Collected data
####

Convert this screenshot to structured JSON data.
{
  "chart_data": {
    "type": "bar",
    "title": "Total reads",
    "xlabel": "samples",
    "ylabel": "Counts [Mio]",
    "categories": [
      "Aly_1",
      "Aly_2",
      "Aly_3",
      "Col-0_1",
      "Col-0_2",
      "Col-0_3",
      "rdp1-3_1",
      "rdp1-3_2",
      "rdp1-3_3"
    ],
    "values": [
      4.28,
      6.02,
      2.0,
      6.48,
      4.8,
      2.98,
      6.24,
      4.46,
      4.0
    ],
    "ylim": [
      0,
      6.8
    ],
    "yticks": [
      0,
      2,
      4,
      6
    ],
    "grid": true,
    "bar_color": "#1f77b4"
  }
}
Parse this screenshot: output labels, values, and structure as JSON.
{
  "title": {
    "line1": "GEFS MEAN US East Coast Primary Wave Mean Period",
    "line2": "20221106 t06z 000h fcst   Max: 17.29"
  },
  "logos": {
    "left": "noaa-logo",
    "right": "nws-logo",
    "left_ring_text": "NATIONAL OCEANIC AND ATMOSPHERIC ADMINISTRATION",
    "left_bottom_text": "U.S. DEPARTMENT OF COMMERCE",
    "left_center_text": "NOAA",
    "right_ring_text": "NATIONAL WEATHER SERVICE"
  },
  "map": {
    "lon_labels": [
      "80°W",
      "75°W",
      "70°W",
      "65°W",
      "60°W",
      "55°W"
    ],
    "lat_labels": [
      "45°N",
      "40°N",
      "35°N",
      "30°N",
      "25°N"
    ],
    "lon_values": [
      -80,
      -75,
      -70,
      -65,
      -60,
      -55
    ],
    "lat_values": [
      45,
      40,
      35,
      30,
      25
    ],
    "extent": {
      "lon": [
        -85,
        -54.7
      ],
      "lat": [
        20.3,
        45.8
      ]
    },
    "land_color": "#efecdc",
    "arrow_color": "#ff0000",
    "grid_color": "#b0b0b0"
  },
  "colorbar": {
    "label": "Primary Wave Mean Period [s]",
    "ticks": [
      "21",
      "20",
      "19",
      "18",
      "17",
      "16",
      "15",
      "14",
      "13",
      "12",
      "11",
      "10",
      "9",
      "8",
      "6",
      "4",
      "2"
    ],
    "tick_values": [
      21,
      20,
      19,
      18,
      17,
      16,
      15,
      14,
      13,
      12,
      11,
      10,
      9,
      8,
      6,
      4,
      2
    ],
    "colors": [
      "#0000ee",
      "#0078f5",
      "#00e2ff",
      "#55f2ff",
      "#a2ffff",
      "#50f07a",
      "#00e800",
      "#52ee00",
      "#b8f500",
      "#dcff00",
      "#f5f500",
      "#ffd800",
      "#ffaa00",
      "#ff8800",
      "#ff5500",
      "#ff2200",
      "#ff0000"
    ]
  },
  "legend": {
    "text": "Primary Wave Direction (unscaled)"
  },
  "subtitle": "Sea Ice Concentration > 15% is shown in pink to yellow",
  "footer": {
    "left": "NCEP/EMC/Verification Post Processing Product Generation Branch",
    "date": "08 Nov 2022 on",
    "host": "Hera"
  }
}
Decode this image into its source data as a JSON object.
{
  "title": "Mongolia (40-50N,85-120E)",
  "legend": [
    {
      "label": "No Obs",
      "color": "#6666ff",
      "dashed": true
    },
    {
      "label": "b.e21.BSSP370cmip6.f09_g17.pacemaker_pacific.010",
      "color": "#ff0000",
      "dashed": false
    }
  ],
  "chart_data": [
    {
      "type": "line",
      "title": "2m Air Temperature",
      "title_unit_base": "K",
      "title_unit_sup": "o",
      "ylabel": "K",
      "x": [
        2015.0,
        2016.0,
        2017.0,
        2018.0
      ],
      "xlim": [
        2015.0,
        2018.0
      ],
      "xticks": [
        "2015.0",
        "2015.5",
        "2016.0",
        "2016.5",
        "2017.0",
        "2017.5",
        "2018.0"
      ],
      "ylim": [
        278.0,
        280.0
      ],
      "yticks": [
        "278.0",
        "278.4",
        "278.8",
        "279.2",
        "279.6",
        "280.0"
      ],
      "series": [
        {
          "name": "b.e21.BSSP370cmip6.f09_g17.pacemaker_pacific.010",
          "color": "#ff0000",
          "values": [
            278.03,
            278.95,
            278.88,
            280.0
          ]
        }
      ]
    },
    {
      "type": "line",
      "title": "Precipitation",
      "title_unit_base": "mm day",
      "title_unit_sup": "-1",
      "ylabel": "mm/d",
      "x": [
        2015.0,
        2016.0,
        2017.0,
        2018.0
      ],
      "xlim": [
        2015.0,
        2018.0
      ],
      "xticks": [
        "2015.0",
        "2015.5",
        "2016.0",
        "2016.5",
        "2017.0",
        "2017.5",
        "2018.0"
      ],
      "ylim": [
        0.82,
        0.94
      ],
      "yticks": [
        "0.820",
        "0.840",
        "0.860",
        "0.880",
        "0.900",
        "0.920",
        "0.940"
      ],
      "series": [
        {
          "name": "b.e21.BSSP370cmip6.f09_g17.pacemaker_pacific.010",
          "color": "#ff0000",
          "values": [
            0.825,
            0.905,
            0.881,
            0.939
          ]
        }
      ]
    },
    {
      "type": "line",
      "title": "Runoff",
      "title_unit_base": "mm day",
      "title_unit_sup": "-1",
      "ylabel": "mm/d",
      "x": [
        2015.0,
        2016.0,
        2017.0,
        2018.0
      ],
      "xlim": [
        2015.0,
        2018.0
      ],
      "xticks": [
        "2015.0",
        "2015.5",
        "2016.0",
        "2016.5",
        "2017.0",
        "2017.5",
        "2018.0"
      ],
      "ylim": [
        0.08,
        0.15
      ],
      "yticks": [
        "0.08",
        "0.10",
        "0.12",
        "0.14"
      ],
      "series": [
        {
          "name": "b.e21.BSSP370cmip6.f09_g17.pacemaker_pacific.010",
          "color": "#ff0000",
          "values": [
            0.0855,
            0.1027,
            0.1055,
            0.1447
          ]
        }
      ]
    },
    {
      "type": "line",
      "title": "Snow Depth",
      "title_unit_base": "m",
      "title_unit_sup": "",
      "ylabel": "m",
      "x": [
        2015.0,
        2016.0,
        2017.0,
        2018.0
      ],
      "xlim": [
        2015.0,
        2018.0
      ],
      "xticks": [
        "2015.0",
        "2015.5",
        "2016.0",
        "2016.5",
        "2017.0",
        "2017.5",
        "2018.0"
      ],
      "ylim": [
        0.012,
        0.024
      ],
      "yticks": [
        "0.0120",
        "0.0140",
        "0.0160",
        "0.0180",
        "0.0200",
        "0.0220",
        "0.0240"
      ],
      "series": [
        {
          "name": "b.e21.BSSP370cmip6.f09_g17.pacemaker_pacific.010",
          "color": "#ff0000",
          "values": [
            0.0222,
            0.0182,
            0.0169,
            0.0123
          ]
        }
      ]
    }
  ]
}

####

Give back the whole listing, word for word.

Convert this screenshot to structured JSON data.
{
  "chart_data": {
    "type": "bar",
    "title": "Total reads",
    "xlabel": "samples",
    "ylabel": "Counts [Mio]",
    "categories": [
      "Aly_1",
      "Aly_2",
      "Aly_3",
      "Col-0_1",
      "Col-0_2",
      "Col-0_3",
      "rdp1-3_1",
      "rdp1-3_2",
      "rdp1-3_3"
    ],
    "values": [
      4.28,
      6.02,
      2.0,
      6.48,
      4.8,
      2.98,
      6.24,
      4.46,
      4.0
    ],
    "ylim": [
      0,
      6.8
    ],
    "yticks": [
      0,
      2,
      4,
      6
    ],
    "grid": true,
    "bar_color": "#1f77b4"
  }
}
Parse this screenshot: output labels, values, and structure as JSON.
{
  "title": {
    "line1": "GEFS MEAN US East Coast Primary Wave Mean Period",
    "line2": "20221106 t06z 000h fcst   Max: 17.29"
  },
  "logos": {
    "left": "noaa-logo",
    "right": "nws-logo",
    "left_ring_text": "NATIONAL OCEANIC AND ATMOSPHERIC ADMINISTRATION",
    "left_bottom_text": "U.S. DEPARTMENT OF COMMERCE",
    "left_center_text": "NOAA",
    "right_ring_text": "NATIONAL WEATHER SERVICE"
  },
  "map": {
    "lon_labels": [
      "80°W",
      "75°W",
      "70°W",
      "65°W",
      "60°W",
      "55°W"
    ],
    "lat_labels": [
      "45°N",
      "40°N",
      "35°N",
      "30°N",
      "25°N"
    ],
    "lon_values": [
      -80,
      -75,
      -70,
      -65,
      -60,
      -55
    ],
    "lat_values": [
      45,
      40,
      35,
      30,
      25
    ],
    "extent": {
      "lon": [
        -85,
        -54.7
      ],
      "lat": [
        20.3,
        45.8
      ]
    },
    "land_color": "#efecdc",
    "arrow_color": "#ff0000",
    "grid_color": "#b0b0b0"
  },
  "colorbar": {
    "label": "Primary Wave Mean Period [s]",
    "ticks": [
      "21",
      "20",
      "19",
      "18",
      "17",
      "16",
      "15",
      "14",
      "13",
      "12",
      "11",
      "10",
      "9",
      "8",
      "6",
      "4",
      "2"
    ],
    "tick_values": [
      21,
      20,
      19,
      18,
      17,
      16,
      15,
      14,
      13,
      12,
      11,
      10,
      9,
      8,
      6,
      4,
      2
    ],
    "colors": [
      "#0000ee",
      "#0078f5",
      "#00e2ff",
      "#55f2ff",
      "#a2ffff",
      "#50f07a",
      "#00e800",
      "#52ee00",
      "#b8f500",
      "#dcff00",
      "#f5f500",
      "#ffd800",
      "#ffaa00",
      "#ff8800",
      "#ff5500",
      "#ff2200",
      "#ff0000"
    ]
  },
  "legend": {
    "text": "Primary Wave Direction (unscaled)"
  },
  "subtitle": "Sea Ice Concentration > 15% is shown in pink to yellow",
  "footer": {
    "left": "NCEP/EMC/Verification Post Processing Product Generation Branch",
    "date": "08 Nov 2022 on",
    "host": "Hera"
  }
}
Decode this image into its source data as a JSON object.
{
  "title": "Mongolia (40-50N,85-120E)",
  "legend": [
    {
      "label": "No Obs",
      "color": "#6666ff",
      "dashed": true
    },
    {
      "label": "b.e21.BSSP370cmip6.f09_g17.pacemaker_pacific.010",
      "color": "#ff0000",
      "dashed": false
    }
  ],
  "chart_data": [
    {
      "type": "line",
      "title": "2m Air Temperature",
      "title_unit_base": "K",
      "title_unit_sup": "o",
      "ylabel": "K",
      "x": [
        2015.0,
        2016.0,
        2017.0,
        2018.0
      ],
      "xlim": [
        2015.0,
        2018.0
      ],
      "xticks": [
        "2015.0",
        "2015.5",
        "2016.0",
        "2016.5",
        "2017.0",
        "2017.5",
        "2018.0"
      ],
      "ylim": [
        278.0,
        280.0
      ],
      "yticks": [
        "278.0",
        "278.4",
        "278.8",
        "279.2",
        "279.6",
        "280.0"
      ],
      "series": [
        {
          "name": "b.e21.BSSP370cmip6.f09_g17.pacemaker_pacific.010",
          "color": "#ff0000",
          "values": [
            278.03,
            278.95,
            278.88,
            280.0
          ]
        }
      ]
    },
    {
      "type": "line",
      "title": "Precipitation",
      "title_unit_base": "mm day",
      "title_unit_sup": "-1",
      "ylabel": "mm/d",
      "x": [
        2015.0,
        2016.0,
        2017.0,
        2018.0
      ],
      "xlim": [
        2015.0,
        2018.0
      ],
      "xticks": [
        "2015.0",
        "2015.5",
        "2016.0",
        "2016.5",
        "2017.0",
        "2017.5",
        "2018.0"
      ],
      "ylim": [
        0.82,
        0.94
      ],
      "yticks": [
        "0.820",
        "0.840",
        "0.860",
        "0.880",
        "0.900",
        "0.920",
        "0.940"
      ],
      "series": [
        {
          "name": "b.e21.BSSP370cmip6.f09_g17.pacemaker_pacific.010",
          "color": "#ff0000",
          "values": [
            0.825,
            0.905,
            0.881,
            0.939
          ]
        }
      ]
    },
    {
      "type": "line",
      "title": "Runoff",
      "title_unit_base": "mm day",
      "title_unit_sup": "-1",
      "ylabel": "mm/d",
      "x": [
        2015.0,
        2016.0,
        2017.0,
        2018.0
      ],
      "xlim": [
        2015.0,
        2018.0
      ],
      "xticks": [
        "2015.0",
        "2015.5",
        "2016.0",
        "2016.5",
        "2017.0",
        "2017.5",
        "2018.0"
      ],
      "ylim": [
        0.08,
        0.15
      ],
      "yticks": [
        "0.08",
        "0.10",
        "0.12",
        "0.14"
      ],
      "series": [
        {
          "name": "b.e21.BSSP370cmip6.f09_g17.pacemaker_pacific.010",
          "color": "#ff0000",
          "values": [
            0.0855,
            0.1027,
            0.1055,
            0.1447
          ]
        }
      ]
    },
    {
      "type": "line",
      "title": "Snow Depth",
      "title_unit_base": "m",
      "title_unit_sup": "",
      "ylabel": "m",
      "x": [
        2015.0,
        2016.0,
        2017.0,
        2018.0
      ],
      "xlim": [
        2015.0,
        2018.0
      ],
      "xticks": [
        "2015.0",
        "2015.5",
        "2016.0",
        "2016.5",
        "2017.0",
        "2017.5",
        "2018.0"
      ],
      "ylim": [
        0.012,
        0.024
      ],
      "yticks": [
        "0.0120",
        "0.0140",
        "0.0160",
        "0.0180",
        "0.0200",
        "0.0220",
        "0.0240"
      ],
      "series": [
        {
          "name": "b.e21.BSSP370cmip6.f09_g17.pacemaker_pacific.010",
          "color": "#ff0000",
          "values": [
            0.0222,
            0.0182,
            0.0169,
            0.0123
          ]
        }
      ]
    }
  ]
}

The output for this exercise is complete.